━━━ Entries provided
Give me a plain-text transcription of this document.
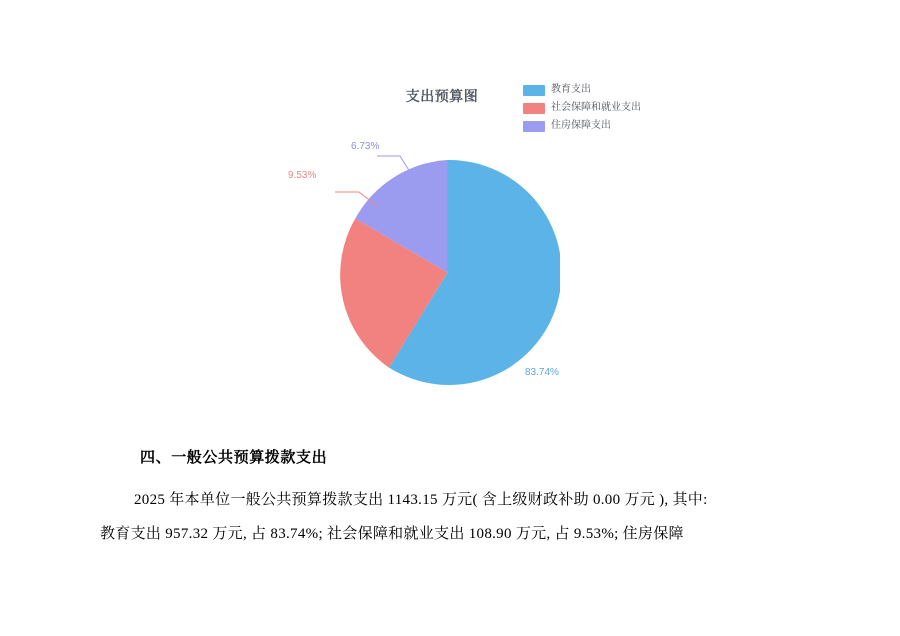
支出预算图	教育支出
社会保障和就业支出
住房保障支出
83.74%
9.53%
6.73%
四、一般公共预算拨款支出

2025 年本单位一般公共预算拨款支出 1143.15 万元( 含上级财政补助 0.00 万元 ), 其中:
教育支出 957.32 万元, 占 83.74%; 社会保障和就业支出 108.90 万元, 占 9.53%; 住房保障
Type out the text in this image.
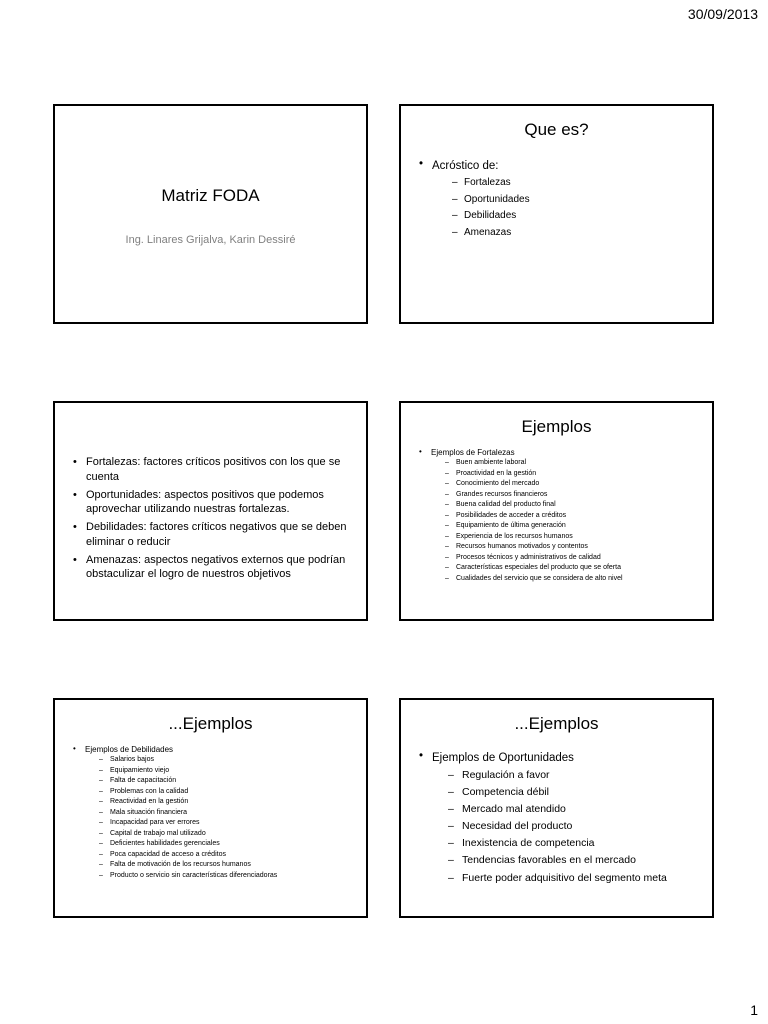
30/09/2013
Matriz FODA
Ing. Linares Grijalva, Karin Dessiré
Que es?
• Acróstico de:
– Fortalezas
– Oportunidades
– Debilidades
– Amenazas
• Fortalezas: factores críticos positivos con los que se cuenta
• Oportunidades: aspectos positivos que podemos aprovechar utilizando nuestras fortalezas.
• Debilidades: factores críticos negativos que se deben eliminar o reducir
• Amenazas: aspectos negativos externos que podrían obstaculizar el logro de nuestros objetivos
Ejemplos
• Ejemplos de Fortalezas
– Buen ambiente laboral
– Proactividad en la gestión
– Conocimiento del mercado
– Grandes recursos financieros
– Buena calidad del producto final
– Posibilidades de acceder a créditos
– Equipamiento de última generación
– Experiencia de los recursos humanos
– Recursos humanos motivados y contentos
– Procesos técnicos y administrativos de calidad
– Características especiales del producto que se oferta
– Cualidades del servicio que se considera de alto nivel
...Ejemplos
• Ejemplos de Debilidades
– Salarios bajos
– Equipamiento viejo
– Falta de capacitación
– Problemas con la calidad
– Reactividad en la gestión
– Mala situación financiera
– Incapacidad para ver errores
– Capital de trabajo mal utilizado
– Deficientes habilidades gerenciales
– Poca capacidad de acceso a créditos
– Falta de motivación de los recursos humanos
– Producto o servicio sin características diferenciadoras
...Ejemplos
• Ejemplos de Oportunidades
– Regulación a favor
– Competencia débil
– Mercado mal atendido
– Necesidad del producto
– Inexistencia de competencia
– Tendencias favorables en el mercado
– Fuerte poder adquisitivo del segmento meta
1
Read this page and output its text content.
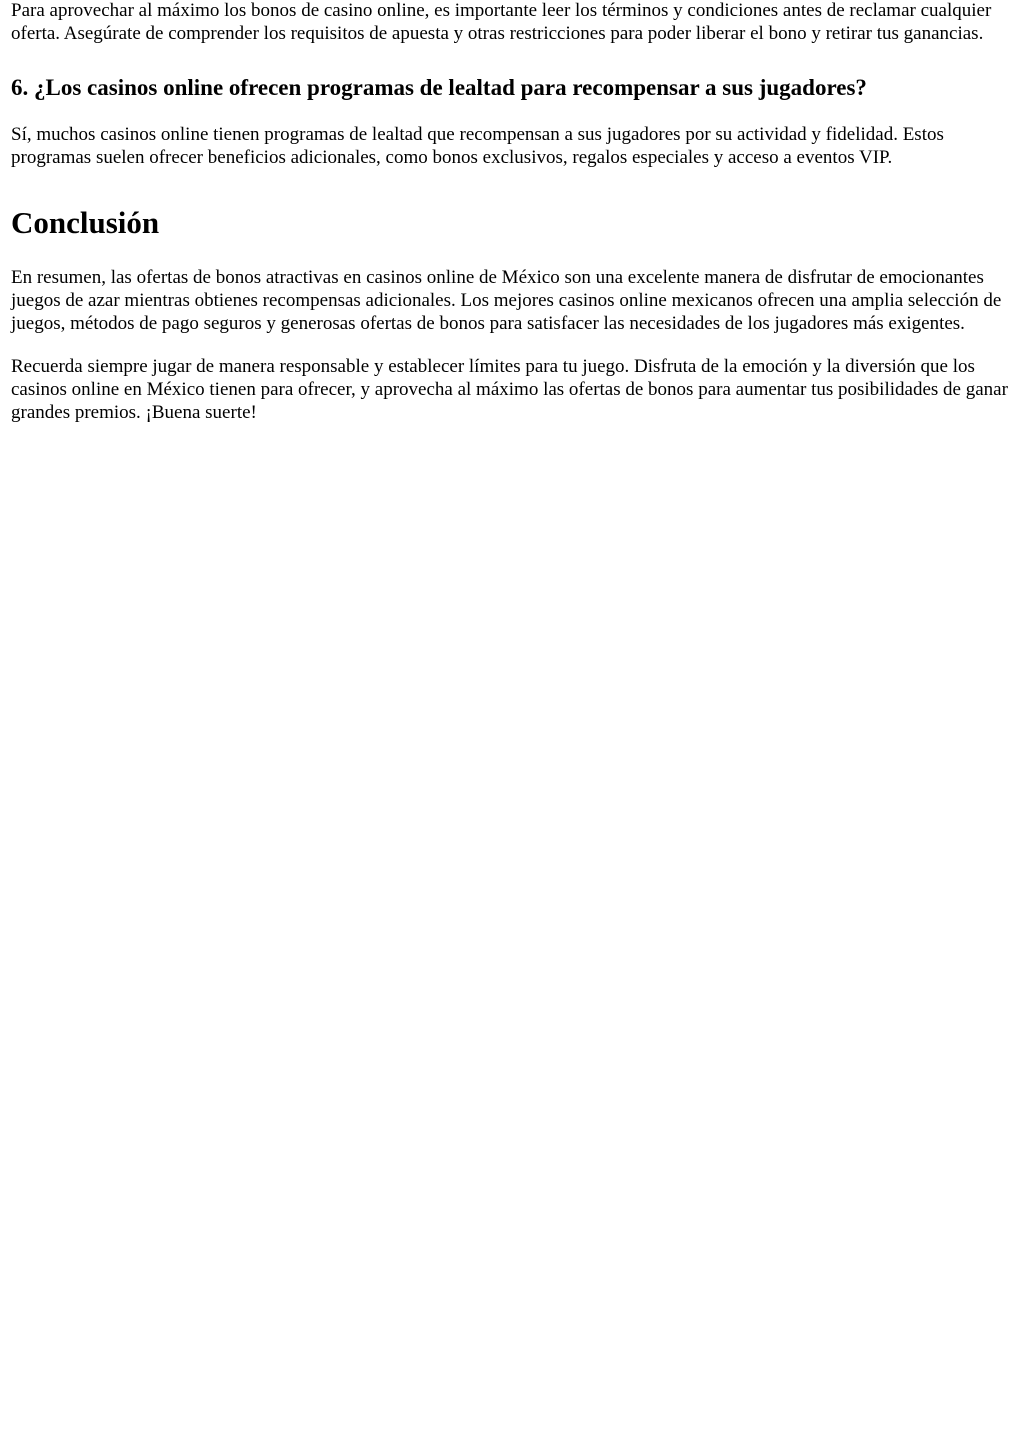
Para aprovechar al máximo los bonos de casino online, es importante leer los términos y condiciones antes de reclamar cualquier oferta. Asegúrate de comprender los requisitos de apuesta y otras restricciones para poder liberar el bono y retirar tus ganancias.

6. ¿Los casinos online ofrecen programas de lealtad para recompensar a sus jugadores?

Sí, muchos casinos online tienen programas de lealtad que recompensan a sus jugadores por su actividad y fidelidad. Estos programas suelen ofrecer beneficios adicionales, como bonos exclusivos, regalos especiales y acceso a eventos VIP.

Conclusión

En resumen, las ofertas de bonos atractivas en casinos online de México son una excelente manera de disfrutar de emocionantes juegos de azar mientras obtienes recompensas adicionales. Los mejores casinos online mexicanos ofrecen una amplia selección de juegos, métodos de pago seguros y generosas ofertas de bonos para satisfacer las necesidades de los jugadores más exigentes.

Recuerda siempre jugar de manera responsable y establecer límites para tu juego. Disfruta de la emoción y la diversión que los casinos online en México tienen para ofrecer, y aprovecha al máximo las ofertas de bonos para aumentar tus posibilidades de ganar grandes premios. ¡Buena suerte!
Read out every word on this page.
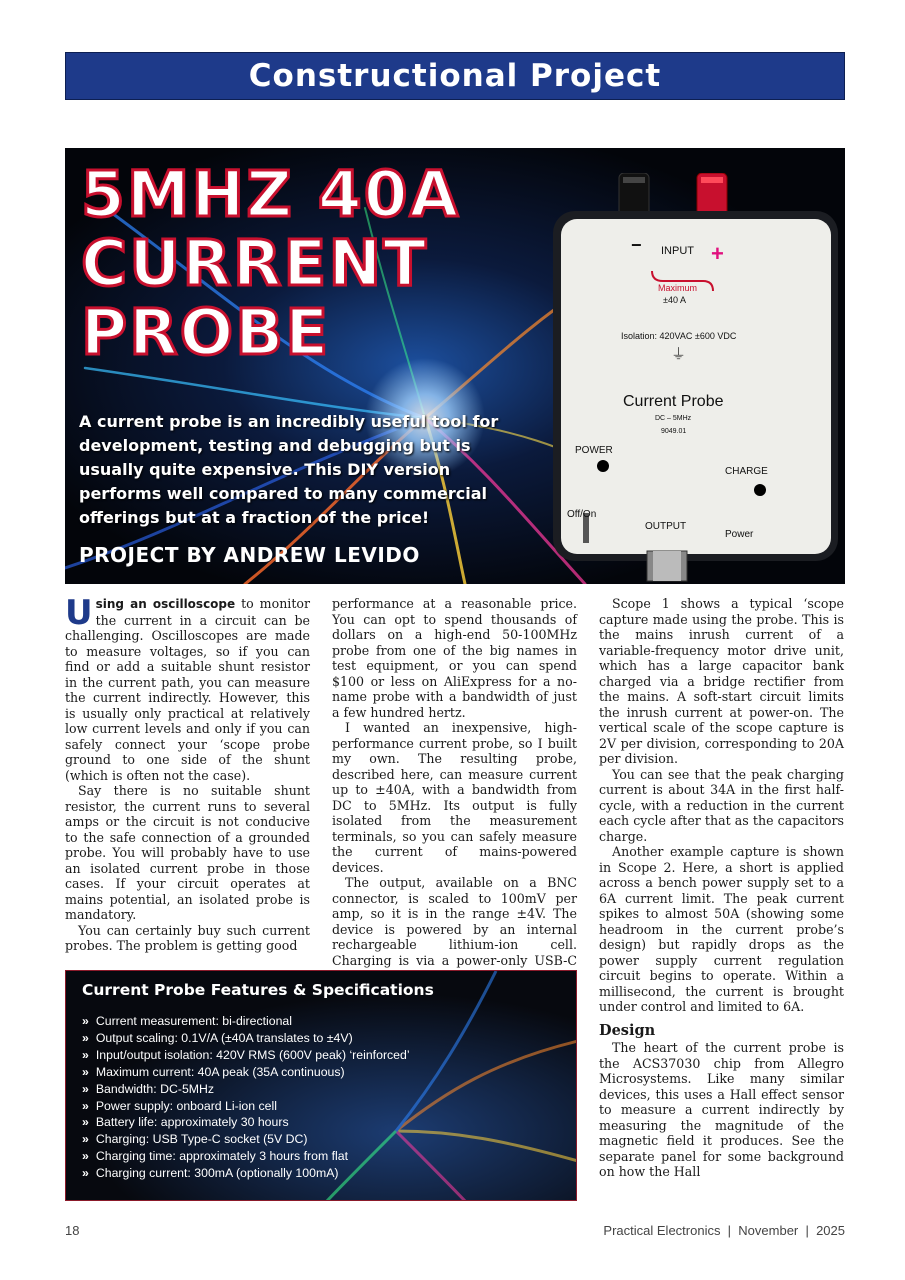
Constructional Project
− INPUT +
Maximum
±40 A
Isolation: 420VAC ±600 VDC
⏚
Current Probe
DC – 5MHz
9049.01
POWER
CHARGE
Off/On
OUTPUT
Power
5MHZ 40A
CURRENT
PROBE

A current probe is an incredibly useful tool for development, testing and debugging but is usually quite expensive. This DIY version performs well compared to many commercial offerings but at a fraction of the price!

PROJECT BY ANDREW LEVIDO

Using an oscilloscope to monitor the current in a circuit can be challenging. Oscilloscopes are made to measure voltages, so if you can find or add a suitable shunt resistor in the current path, you can measure the current indirectly. However, this is usually only practical at relatively low current levels and only if you can safely connect your ‘scope probe ground to one side of the shunt (which is often not the case).

Say there is no suitable shunt resistor, the current runs to several amps or the circuit is not conducive to the safe connection of a grounded probe. You will probably have to use an isolated current probe in those cases. If your circuit operates at mains potential, an isolated probe is mandatory.

You can certainly buy such current probes. The problem is getting good

performance at a reasonable price. You can opt to spend thousands of dollars on a high-end 50-100MHz probe from one of the big names in test equipment, or you can spend $100 or less on AliExpress for a no-name probe with a bandwidth of just a few hundred hertz.

I wanted an inexpensive, high-performance current probe, so I built my own. The resulting probe, described here, can measure current up to ±40A, with a bandwidth from DC to 5MHz. Its output is fully isolated from the measurement terminals, so you can safely measure the current of mains-powered devices.

The output, available on a BNC connector, is scaled to 100mV per amp, so it is in the range ±4V. The device is powered by an internal rechargeable lithium-ion cell. Charging is via a power-only USB-C

Scope 1 shows a typical ‘scope capture made using the probe. This is the mains inrush current of a variable-frequency motor drive unit, which has a large capacitor bank charged via a bridge rectifier from the mains. A soft-start circuit limits the inrush current at power-on. The vertical scale of the scope capture is 2V per division, corresponding to 20A per division.

You can see that the peak charging current is about 34A in the first half-cycle, with a reduction in the current each cycle after that as the capacitors charge.

Another example capture is shown in Scope 2. Here, a short is applied across a bench power supply set to a 6A current limit. The peak current spikes to almost 50A (showing some headroom in the current probe’s design) but rapidly drops as the power supply current regulation circuit begins to operate. Within a millisecond, the current is brought under control and limited to 6A.

Design

The heart of the current probe is the ACS37030 chip from Allegro Microsystems. Like many similar devices, this uses a Hall effect sensor to measure a current indirectly by measuring the magnitude of the magnetic field it produces. See the separate panel for some background on how the Hall

Current Probe Features & Specifications
» Current measurement: bi-directional
» Output scaling: 0.1V/A (±40A translates to ±4V)
» Input/output isolation: 420V RMS (600V peak) ‘reinforced’
» Maximum current: 40A peak (35A continuous)
» Bandwidth: DC-5MHz
» Power supply: onboard Li-ion cell
» Battery life: approximately 30 hours
» Charging: USB Type-C socket (5V DC)
» Charging time: approximately 3 hours from flat
» Charging current: 300mA (optionally 100mA)
18	Practical Electronics  |  November  |  2025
━━━━━━
In the data above, tally the lines holding "Type" and answer with the figure only.

2